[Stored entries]
☆ ☆ ☆

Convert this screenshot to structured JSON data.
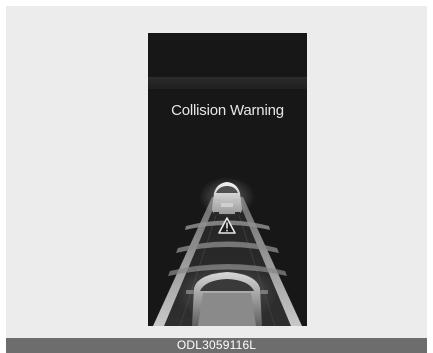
{
  "display": {
    "warning_text": "Collision Warning"
  },
  "figure": {
    "caption_code": "ODL3059116L"
  },
  "icons": {
    "lead_vehicle": "front-car-icon",
    "warning": "warning-triangle-icon",
    "own_vehicle": "own-car-icon"
  }
}
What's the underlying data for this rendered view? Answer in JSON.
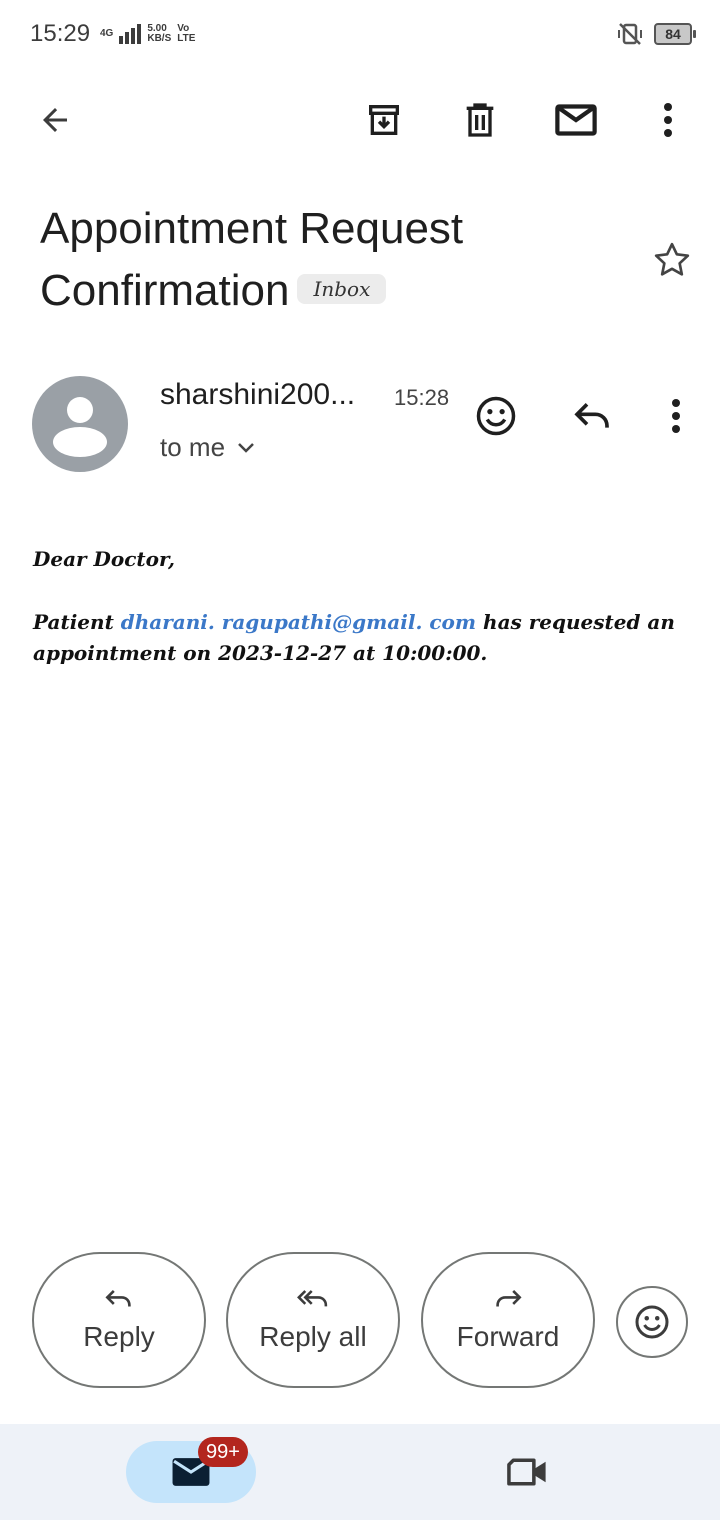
{
  "status_bar": {
    "time": "15:29",
    "network_type": "4G",
    "speed_value": "5.00",
    "speed_unit": "KB/S",
    "volte_top": "Vo",
    "volte_bottom": "LTE",
    "battery": "84"
  },
  "toolbar": {
    "back_icon": "back-arrow-icon",
    "archive_icon": "archive-icon",
    "delete_icon": "trash-icon",
    "mark_unread_icon": "mail-icon",
    "more_icon": "more-vert-icon"
  },
  "email": {
    "subject": "Appointment Request Confirmation",
    "label": "Inbox",
    "sender": "sharshini200...",
    "time": "15:28",
    "recipient": "to me",
    "greeting": "Dear Doctor,",
    "body_prefix": "Patient ",
    "body_email": "dharani. ragupathi@gmail. com",
    "body_suffix": " has requested an appointment on 2023-12-27 at 10:00:00."
  },
  "actions": {
    "reply": "Reply",
    "reply_all": "Reply all",
    "forward": "Forward"
  },
  "bottom_nav": {
    "mail_badge": "99+"
  },
  "colors": {
    "accent_link": "#3b78c8",
    "nav_background": "#eef2f8",
    "mail_pill": "#c4e4fb",
    "badge": "#b3261e",
    "avatar": "#9aa0a6"
  }
}
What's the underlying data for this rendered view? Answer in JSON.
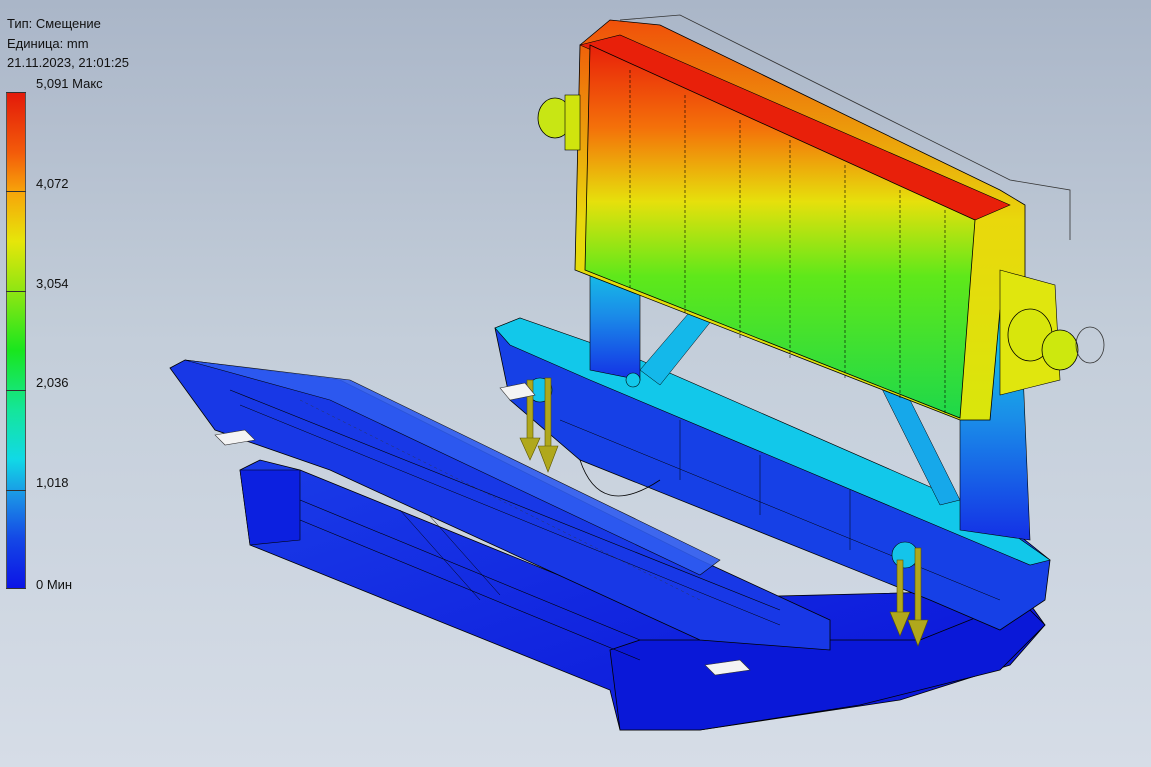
{
  "header": {
    "type_line": "Тип: Смещение",
    "unit_line": "Единица: mm",
    "timestamp": "21.11.2023, 21:01:25"
  },
  "legend": {
    "labels": [
      "5,091 Макс",
      "4,072",
      "3,054",
      "2,036",
      "1,018",
      "0 Мин"
    ],
    "max": 5.091,
    "min": 0,
    "unit": "mm"
  },
  "colors": {
    "blue": "#0a1ee6",
    "cyan": "#12d8ea",
    "green": "#22dd22",
    "yellow": "#e8e80c",
    "orange": "#f7960a",
    "red": "#e3240a",
    "load_arrow": "#b0a81c",
    "background": "#c4ceda"
  }
}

☆ ☆ ☆

Written problem -> Quote the data exactly, leaving every image out of the copy.

Output ->
Convert this screenshot to structured JSON data.
{
  "display": {
    "warning_text": "Collision Warning"
  },
  "figure": {
    "caption_code": "ODL3059116L"
  },
  "icons": {
    "lead_vehicle": "front-car-icon",
    "warning": "warning-triangle-icon",
    "own_vehicle": "own-car-icon"
  }
}
What's the underlying data for this rendered view? Answer in JSON.
{
  "status_bar": {
    "time": "15:29",
    "network_type": "4G",
    "speed_value": "5.00",
    "speed_unit": "KB/S",
    "volte_top": "Vo",
    "volte_bottom": "LTE",
    "battery": "84"
  },
  "toolbar": {
    "back_icon": "back-arrow-icon",
    "archive_icon": "archive-icon",
    "delete_icon": "trash-icon",
    "mark_unread_icon": "mail-icon",
    "more_icon": "more-vert-icon"
  },
  "email": {
    "subject": "Appointment Request Confirmation",
    "label": "Inbox",
    "sender": "sharshini200...",
    "time": "15:28",
    "recipient": "to me",
    "greeting": "Dear Doctor,",
    "body_prefix": "Patient ",
    "body_email": "dharani. ragupathi@gmail. com",
    "body_suffix": " has requested an appointment on 2023-12-27 at 10:00:00."
  },
  "actions": {
    "reply": "Reply",
    "reply_all": "Reply all",
    "forward": "Forward"
  },
  "bottom_nav": {
    "mail_badge": "99+"
  },
  "colors": {
    "accent_link": "#3b78c8",
    "nav_background": "#eef2f8",
    "mail_pill": "#c4e4fb",
    "badge": "#b3261e",
    "avatar": "#9aa0a6"
  }
}
What's the underlying data for this rendered view? Answer in JSON.
{
  "header": {
    "type_line": "Тип: Смещение",
    "unit_line": "Единица: mm",
    "timestamp": "21.11.2023, 21:01:25"
  },
  "legend": {
    "labels": [
      "5,091 Макс",
      "4,072",
      "3,054",
      "2,036",
      "1,018",
      "0 Мин"
    ],
    "max": 5.091,
    "min": 0,
    "unit": "mm"
  },
  "colors": {
    "blue": "#0a1ee6",
    "cyan": "#12d8ea",
    "green": "#22dd22",
    "yellow": "#e8e80c",
    "orange": "#f7960a",
    "red": "#e3240a",
    "load_arrow": "#b0a81c",
    "background": "#c4ceda"
  }
}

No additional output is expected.